DIRECTIONS: Go through the listing and write out all of it exactly.
* START DATASET RECORDS *
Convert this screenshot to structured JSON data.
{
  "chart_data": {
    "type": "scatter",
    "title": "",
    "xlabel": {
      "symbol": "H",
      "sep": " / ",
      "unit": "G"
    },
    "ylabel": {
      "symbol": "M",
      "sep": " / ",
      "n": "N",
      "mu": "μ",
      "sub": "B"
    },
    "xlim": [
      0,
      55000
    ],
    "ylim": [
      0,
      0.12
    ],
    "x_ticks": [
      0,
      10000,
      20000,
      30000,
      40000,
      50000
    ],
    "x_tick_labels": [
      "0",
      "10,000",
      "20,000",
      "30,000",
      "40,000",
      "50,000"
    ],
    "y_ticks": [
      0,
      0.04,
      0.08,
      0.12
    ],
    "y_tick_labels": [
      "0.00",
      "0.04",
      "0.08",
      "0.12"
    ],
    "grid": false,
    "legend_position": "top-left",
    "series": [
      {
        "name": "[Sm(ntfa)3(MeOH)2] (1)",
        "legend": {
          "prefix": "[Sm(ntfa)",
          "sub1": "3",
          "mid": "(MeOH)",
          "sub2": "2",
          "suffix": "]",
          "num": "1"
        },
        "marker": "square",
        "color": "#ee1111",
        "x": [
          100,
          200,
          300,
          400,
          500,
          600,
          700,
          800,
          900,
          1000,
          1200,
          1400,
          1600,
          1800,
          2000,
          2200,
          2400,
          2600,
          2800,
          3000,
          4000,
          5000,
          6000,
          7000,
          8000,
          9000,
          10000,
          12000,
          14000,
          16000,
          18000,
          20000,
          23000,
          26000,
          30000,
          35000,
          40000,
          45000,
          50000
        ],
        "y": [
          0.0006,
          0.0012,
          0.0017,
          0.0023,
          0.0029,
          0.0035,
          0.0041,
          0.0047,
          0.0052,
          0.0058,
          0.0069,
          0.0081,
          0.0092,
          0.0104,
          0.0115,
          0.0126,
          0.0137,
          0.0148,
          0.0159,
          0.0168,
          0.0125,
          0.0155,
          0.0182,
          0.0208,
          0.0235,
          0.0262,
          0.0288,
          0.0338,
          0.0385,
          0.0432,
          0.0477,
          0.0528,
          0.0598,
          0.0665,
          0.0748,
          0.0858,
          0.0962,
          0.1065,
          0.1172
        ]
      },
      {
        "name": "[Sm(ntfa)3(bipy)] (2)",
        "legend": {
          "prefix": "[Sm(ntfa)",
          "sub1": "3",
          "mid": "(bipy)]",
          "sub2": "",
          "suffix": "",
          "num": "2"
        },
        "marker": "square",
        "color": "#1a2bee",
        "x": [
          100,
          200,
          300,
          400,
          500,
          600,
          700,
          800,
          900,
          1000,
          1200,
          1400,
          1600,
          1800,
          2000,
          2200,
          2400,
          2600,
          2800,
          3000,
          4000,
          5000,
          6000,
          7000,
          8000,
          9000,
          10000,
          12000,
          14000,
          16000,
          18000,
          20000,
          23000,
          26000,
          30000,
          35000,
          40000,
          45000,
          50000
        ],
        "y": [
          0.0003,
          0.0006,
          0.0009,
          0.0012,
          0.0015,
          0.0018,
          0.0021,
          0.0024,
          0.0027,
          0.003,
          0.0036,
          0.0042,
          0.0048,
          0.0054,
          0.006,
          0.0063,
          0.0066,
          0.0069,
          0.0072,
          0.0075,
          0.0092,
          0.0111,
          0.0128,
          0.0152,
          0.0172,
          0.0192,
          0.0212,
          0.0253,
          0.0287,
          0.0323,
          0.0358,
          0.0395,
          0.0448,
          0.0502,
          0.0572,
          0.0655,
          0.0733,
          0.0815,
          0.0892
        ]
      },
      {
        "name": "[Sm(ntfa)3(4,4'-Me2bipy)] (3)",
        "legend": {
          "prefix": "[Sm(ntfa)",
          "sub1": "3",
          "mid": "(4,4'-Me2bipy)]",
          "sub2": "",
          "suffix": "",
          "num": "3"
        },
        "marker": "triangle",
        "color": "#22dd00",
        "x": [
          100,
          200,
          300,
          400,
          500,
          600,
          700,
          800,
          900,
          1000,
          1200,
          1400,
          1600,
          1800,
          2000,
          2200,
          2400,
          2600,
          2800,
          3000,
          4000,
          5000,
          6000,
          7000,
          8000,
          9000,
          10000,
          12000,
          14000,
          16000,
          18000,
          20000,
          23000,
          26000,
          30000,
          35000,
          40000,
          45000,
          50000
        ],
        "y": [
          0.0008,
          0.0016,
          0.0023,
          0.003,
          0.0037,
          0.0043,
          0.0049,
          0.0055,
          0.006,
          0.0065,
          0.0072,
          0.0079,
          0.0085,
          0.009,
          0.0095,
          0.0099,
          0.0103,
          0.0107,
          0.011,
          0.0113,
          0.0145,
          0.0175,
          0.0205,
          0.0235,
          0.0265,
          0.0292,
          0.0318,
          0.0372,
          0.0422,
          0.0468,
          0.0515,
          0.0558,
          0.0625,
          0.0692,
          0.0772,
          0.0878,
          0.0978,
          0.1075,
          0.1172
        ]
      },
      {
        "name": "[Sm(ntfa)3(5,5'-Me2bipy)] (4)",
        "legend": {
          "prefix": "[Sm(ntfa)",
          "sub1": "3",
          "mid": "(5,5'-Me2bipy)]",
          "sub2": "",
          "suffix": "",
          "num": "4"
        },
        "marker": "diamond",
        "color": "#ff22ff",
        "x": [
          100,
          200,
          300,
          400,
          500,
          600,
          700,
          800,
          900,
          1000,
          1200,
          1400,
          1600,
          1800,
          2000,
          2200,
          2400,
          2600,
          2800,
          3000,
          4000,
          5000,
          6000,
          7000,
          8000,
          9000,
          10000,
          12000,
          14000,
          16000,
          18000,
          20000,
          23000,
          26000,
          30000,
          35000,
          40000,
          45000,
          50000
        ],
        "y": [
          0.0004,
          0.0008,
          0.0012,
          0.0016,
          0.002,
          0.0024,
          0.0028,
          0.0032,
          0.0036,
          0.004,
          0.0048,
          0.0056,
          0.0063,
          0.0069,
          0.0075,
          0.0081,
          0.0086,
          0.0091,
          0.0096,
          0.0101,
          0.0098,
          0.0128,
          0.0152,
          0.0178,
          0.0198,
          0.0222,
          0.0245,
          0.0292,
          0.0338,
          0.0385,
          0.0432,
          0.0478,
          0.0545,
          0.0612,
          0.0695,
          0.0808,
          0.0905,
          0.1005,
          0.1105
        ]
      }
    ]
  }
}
* END DATASET RECORDS *
WORKED SOLUTION:
Convert this screenshot to structured JSON data.
{
  "chart_data": {
    "type": "scatter",
    "title": "",
    "xlabel": {
      "symbol": "H",
      "sep": " / ",
      "unit": "G"
    },
    "ylabel": {
      "symbol": "M",
      "sep": " / ",
      "n": "N",
      "mu": "μ",
      "sub": "B"
    },
    "xlim": [
      0,
      55000
    ],
    "ylim": [
      0,
      0.12
    ],
    "x_ticks": [
      0,
      10000,
      20000,
      30000,
      40000,
      50000
    ],
    "x_tick_labels": [
      "0",
      "10,000",
      "20,000",
      "30,000",
      "40,000",
      "50,000"
    ],
    "y_ticks": [
      0,
      0.04,
      0.08,
      0.12
    ],
    "y_tick_labels": [
      "0.00",
      "0.04",
      "0.08",
      "0.12"
    ],
    "grid": false,
    "legend_position": "top-left",
    "series": [
      {
        "name": "[Sm(ntfa)3(MeOH)2] (1)",
        "legend": {
          "prefix": "[Sm(ntfa)",
          "sub1": "3",
          "mid": "(MeOH)",
          "sub2": "2",
          "suffix": "]",
          "num": "1"
        },
        "marker": "square",
        "color": "#ee1111",
        "x": [
          100,
          200,
          300,
          400,
          500,
          600,
          700,
          800,
          900,
          1000,
          1200,
          1400,
          1600,
          1800,
          2000,
          2200,
          2400,
          2600,
          2800,
          3000,
          4000,
          5000,
          6000,
          7000,
          8000,
          9000,
          10000,
          12000,
          14000,
          16000,
          18000,
          20000,
          23000,
          26000,
          30000,
          35000,
          40000,
          45000,
          50000
        ],
        "y": [
          0.0006,
          0.0012,
          0.0017,
          0.0023,
          0.0029,
          0.0035,
          0.0041,
          0.0047,
          0.0052,
          0.0058,
          0.0069,
          0.0081,
          0.0092,
          0.0104,
          0.0115,
          0.0126,
          0.0137,
          0.0148,
          0.0159,
          0.0168,
          0.0125,
          0.0155,
          0.0182,
          0.0208,
          0.0235,
          0.0262,
          0.0288,
          0.0338,
          0.0385,
          0.0432,
          0.0477,
          0.0528,
          0.0598,
          0.0665,
          0.0748,
          0.0858,
          0.0962,
          0.1065,
          0.1172
        ]
      },
      {
        "name": "[Sm(ntfa)3(bipy)] (2)",
        "legend": {
          "prefix": "[Sm(ntfa)",
          "sub1": "3",
          "mid": "(bipy)]",
          "sub2": "",
          "suffix": "",
          "num": "2"
        },
        "marker": "square",
        "color": "#1a2bee",
        "x": [
          100,
          200,
          300,
          400,
          500,
          600,
          700,
          800,
          900,
          1000,
          1200,
          1400,
          1600,
          1800,
          2000,
          2200,
          2400,
          2600,
          2800,
          3000,
          4000,
          5000,
          6000,
          7000,
          8000,
          9000,
          10000,
          12000,
          14000,
          16000,
          18000,
          20000,
          23000,
          26000,
          30000,
          35000,
          40000,
          45000,
          50000
        ],
        "y": [
          0.0003,
          0.0006,
          0.0009,
          0.0012,
          0.0015,
          0.0018,
          0.0021,
          0.0024,
          0.0027,
          0.003,
          0.0036,
          0.0042,
          0.0048,
          0.0054,
          0.006,
          0.0063,
          0.0066,
          0.0069,
          0.0072,
          0.0075,
          0.0092,
          0.0111,
          0.0128,
          0.0152,
          0.0172,
          0.0192,
          0.0212,
          0.0253,
          0.0287,
          0.0323,
          0.0358,
          0.0395,
          0.0448,
          0.0502,
          0.0572,
          0.0655,
          0.0733,
          0.0815,
          0.0892
        ]
      },
      {
        "name": "[Sm(ntfa)3(4,4'-Me2bipy)] (3)",
        "legend": {
          "prefix": "[Sm(ntfa)",
          "sub1": "3",
          "mid": "(4,4'-Me2bipy)]",
          "sub2": "",
          "suffix": "",
          "num": "3"
        },
        "marker": "triangle",
        "color": "#22dd00",
        "x": [
          100,
          200,
          300,
          400,
          500,
          600,
          700,
          800,
          900,
          1000,
          1200,
          1400,
          1600,
          1800,
          2000,
          2200,
          2400,
          2600,
          2800,
          3000,
          4000,
          5000,
          6000,
          7000,
          8000,
          9000,
          10000,
          12000,
          14000,
          16000,
          18000,
          20000,
          23000,
          26000,
          30000,
          35000,
          40000,
          45000,
          50000
        ],
        "y": [
          0.0008,
          0.0016,
          0.0023,
          0.003,
          0.0037,
          0.0043,
          0.0049,
          0.0055,
          0.006,
          0.0065,
          0.0072,
          0.0079,
          0.0085,
          0.009,
          0.0095,
          0.0099,
          0.0103,
          0.0107,
          0.011,
          0.0113,
          0.0145,
          0.0175,
          0.0205,
          0.0235,
          0.0265,
          0.0292,
          0.0318,
          0.0372,
          0.0422,
          0.0468,
          0.0515,
          0.0558,
          0.0625,
          0.0692,
          0.0772,
          0.0878,
          0.0978,
          0.1075,
          0.1172
        ]
      },
      {
        "name": "[Sm(ntfa)3(5,5'-Me2bipy)] (4)",
        "legend": {
          "prefix": "[Sm(ntfa)",
          "sub1": "3",
          "mid": "(5,5'-Me2bipy)]",
          "sub2": "",
          "suffix": "",
          "num": "4"
        },
        "marker": "diamond",
        "color": "#ff22ff",
        "x": [
          100,
          200,
          300,
          400,
          500,
          600,
          700,
          800,
          900,
          1000,
          1200,
          1400,
          1600,
          1800,
          2000,
          2200,
          2400,
          2600,
          2800,
          3000,
          4000,
          5000,
          6000,
          7000,
          8000,
          9000,
          10000,
          12000,
          14000,
          16000,
          18000,
          20000,
          23000,
          26000,
          30000,
          35000,
          40000,
          45000,
          50000
        ],
        "y": [
          0.0004,
          0.0008,
          0.0012,
          0.0016,
          0.002,
          0.0024,
          0.0028,
          0.0032,
          0.0036,
          0.004,
          0.0048,
          0.0056,
          0.0063,
          0.0069,
          0.0075,
          0.0081,
          0.0086,
          0.0091,
          0.0096,
          0.0101,
          0.0098,
          0.0128,
          0.0152,
          0.0178,
          0.0198,
          0.0222,
          0.0245,
          0.0292,
          0.0338,
          0.0385,
          0.0432,
          0.0478,
          0.0545,
          0.0612,
          0.0695,
          0.0808,
          0.0905,
          0.1005,
          0.1105
        ]
      }
    ]
  }
}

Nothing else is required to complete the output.